Gather up all lines that carry the word "name".
## START Supplied material
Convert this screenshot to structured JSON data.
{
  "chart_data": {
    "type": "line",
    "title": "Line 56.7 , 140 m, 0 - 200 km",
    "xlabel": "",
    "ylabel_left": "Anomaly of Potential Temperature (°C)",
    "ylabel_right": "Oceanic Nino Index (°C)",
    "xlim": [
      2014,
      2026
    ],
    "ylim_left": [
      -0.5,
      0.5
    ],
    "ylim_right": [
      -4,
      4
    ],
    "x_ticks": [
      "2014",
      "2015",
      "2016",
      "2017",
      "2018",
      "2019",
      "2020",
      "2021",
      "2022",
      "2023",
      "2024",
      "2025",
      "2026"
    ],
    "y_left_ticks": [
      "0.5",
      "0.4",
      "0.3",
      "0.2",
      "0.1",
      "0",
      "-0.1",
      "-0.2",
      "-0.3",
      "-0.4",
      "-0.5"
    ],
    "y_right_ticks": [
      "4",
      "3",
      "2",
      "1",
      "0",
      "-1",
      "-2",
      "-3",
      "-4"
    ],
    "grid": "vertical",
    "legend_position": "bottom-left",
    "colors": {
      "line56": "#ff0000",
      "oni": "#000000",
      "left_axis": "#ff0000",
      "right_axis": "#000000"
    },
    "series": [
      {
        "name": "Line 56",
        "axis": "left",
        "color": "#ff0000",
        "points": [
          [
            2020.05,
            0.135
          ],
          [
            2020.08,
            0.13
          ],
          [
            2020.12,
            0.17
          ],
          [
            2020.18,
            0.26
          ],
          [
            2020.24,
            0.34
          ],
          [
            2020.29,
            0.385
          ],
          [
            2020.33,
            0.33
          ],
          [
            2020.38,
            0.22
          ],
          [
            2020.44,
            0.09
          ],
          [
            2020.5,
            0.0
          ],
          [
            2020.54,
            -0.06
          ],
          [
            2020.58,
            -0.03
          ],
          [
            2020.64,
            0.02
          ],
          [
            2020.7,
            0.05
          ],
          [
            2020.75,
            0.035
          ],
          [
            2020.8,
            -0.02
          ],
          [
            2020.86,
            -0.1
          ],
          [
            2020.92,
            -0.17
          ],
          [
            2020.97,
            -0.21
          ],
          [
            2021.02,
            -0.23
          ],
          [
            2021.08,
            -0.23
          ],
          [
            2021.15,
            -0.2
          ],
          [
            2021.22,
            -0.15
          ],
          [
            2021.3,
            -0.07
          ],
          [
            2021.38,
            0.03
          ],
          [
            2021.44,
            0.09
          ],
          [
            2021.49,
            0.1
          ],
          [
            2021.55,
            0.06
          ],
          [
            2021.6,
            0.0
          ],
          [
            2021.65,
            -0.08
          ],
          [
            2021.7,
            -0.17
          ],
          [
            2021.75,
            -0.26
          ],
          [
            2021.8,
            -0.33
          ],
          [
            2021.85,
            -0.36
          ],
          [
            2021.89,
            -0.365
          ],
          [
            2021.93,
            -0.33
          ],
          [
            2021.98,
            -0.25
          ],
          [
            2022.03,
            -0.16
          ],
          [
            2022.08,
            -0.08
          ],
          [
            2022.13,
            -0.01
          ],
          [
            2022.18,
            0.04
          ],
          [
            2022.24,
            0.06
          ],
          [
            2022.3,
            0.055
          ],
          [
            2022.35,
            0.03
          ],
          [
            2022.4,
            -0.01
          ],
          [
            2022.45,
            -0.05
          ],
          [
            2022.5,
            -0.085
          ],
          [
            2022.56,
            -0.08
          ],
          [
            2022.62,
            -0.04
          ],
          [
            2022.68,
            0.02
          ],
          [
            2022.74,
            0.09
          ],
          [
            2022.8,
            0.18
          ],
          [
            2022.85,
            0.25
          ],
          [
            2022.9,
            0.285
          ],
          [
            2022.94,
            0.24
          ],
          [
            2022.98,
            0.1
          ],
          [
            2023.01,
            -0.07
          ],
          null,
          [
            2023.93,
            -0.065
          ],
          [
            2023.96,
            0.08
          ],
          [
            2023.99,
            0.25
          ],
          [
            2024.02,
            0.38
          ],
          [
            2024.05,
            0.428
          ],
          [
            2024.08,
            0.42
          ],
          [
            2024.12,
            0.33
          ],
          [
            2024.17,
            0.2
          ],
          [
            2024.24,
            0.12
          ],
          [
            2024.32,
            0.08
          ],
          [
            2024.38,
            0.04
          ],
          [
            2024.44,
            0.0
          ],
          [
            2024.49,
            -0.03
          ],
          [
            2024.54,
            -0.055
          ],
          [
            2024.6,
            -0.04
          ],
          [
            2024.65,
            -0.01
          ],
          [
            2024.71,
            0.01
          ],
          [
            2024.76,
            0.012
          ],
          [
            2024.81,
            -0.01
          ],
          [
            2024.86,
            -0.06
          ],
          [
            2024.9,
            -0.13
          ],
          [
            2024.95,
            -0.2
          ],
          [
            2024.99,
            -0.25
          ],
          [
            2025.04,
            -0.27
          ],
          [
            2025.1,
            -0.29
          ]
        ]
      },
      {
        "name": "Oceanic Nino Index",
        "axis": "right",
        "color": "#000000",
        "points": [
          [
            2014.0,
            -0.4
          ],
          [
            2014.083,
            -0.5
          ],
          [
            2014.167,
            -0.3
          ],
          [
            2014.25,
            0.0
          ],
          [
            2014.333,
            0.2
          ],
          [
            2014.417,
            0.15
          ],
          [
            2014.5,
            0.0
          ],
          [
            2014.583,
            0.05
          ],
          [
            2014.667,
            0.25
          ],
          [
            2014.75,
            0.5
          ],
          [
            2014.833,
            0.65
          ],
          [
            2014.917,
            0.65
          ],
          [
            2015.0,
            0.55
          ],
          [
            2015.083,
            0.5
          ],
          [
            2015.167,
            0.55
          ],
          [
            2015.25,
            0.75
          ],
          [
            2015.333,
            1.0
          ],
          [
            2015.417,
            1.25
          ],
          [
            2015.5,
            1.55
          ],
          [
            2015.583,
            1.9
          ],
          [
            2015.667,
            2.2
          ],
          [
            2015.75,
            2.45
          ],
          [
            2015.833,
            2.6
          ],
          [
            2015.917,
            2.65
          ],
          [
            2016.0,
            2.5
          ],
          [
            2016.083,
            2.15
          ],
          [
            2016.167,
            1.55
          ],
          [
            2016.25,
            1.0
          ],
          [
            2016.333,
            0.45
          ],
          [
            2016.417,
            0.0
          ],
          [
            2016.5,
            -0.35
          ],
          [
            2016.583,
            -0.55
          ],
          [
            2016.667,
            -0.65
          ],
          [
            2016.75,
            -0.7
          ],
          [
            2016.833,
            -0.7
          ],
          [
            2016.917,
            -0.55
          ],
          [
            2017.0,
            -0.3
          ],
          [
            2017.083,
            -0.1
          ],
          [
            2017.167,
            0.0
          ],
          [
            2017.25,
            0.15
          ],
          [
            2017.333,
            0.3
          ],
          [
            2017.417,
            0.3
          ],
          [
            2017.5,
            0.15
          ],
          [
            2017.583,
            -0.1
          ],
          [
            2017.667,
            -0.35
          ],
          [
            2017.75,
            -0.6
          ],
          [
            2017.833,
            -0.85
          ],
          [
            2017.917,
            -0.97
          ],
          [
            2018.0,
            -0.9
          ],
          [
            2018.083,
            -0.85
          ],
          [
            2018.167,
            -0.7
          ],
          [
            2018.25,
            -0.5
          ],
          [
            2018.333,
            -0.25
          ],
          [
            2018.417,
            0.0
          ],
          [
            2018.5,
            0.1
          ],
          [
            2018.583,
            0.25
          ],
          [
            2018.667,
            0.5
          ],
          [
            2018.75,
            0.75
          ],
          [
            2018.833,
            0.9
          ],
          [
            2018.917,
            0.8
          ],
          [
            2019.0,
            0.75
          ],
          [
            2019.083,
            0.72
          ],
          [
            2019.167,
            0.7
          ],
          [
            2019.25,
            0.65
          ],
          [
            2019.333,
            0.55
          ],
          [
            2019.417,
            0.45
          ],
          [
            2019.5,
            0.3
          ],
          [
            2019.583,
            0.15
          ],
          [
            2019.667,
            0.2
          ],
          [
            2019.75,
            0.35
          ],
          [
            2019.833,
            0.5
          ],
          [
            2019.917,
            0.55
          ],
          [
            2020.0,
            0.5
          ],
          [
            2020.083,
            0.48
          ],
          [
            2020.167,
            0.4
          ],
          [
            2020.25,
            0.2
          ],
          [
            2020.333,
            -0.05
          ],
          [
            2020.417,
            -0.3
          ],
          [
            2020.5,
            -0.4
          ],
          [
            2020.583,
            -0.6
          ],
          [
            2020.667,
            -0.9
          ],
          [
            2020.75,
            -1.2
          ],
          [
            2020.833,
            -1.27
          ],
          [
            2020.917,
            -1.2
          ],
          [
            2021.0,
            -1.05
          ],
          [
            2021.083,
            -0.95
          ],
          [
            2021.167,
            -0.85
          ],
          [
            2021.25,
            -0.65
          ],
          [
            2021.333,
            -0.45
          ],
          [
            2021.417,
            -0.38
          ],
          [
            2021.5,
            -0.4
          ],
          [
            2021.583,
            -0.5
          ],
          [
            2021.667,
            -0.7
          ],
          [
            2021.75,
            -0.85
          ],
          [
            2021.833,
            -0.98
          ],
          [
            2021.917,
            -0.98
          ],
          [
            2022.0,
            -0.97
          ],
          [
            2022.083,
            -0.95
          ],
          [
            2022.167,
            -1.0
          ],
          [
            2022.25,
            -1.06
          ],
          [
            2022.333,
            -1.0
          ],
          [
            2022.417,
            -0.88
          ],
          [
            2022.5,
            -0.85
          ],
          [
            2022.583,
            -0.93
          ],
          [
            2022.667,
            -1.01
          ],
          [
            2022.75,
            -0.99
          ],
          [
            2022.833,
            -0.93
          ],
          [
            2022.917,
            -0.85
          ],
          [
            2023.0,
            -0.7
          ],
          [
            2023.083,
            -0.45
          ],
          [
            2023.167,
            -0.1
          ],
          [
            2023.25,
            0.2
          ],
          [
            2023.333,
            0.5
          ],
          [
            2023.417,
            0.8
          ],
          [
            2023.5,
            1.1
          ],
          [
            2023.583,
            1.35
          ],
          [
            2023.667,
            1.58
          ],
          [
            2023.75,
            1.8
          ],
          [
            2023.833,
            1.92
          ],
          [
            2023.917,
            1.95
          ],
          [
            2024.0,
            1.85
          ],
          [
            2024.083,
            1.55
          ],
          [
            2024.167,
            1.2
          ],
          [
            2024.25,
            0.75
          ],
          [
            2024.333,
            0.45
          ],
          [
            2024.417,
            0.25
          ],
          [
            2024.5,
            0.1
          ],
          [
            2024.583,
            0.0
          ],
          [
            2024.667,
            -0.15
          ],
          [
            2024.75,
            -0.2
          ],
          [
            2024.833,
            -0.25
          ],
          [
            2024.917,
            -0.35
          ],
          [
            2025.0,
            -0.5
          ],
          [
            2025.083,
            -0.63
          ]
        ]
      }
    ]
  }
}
## END Supplied material
* **Answer below**
        "name": "Line 56",
        "name": "Oceanic Nino Index",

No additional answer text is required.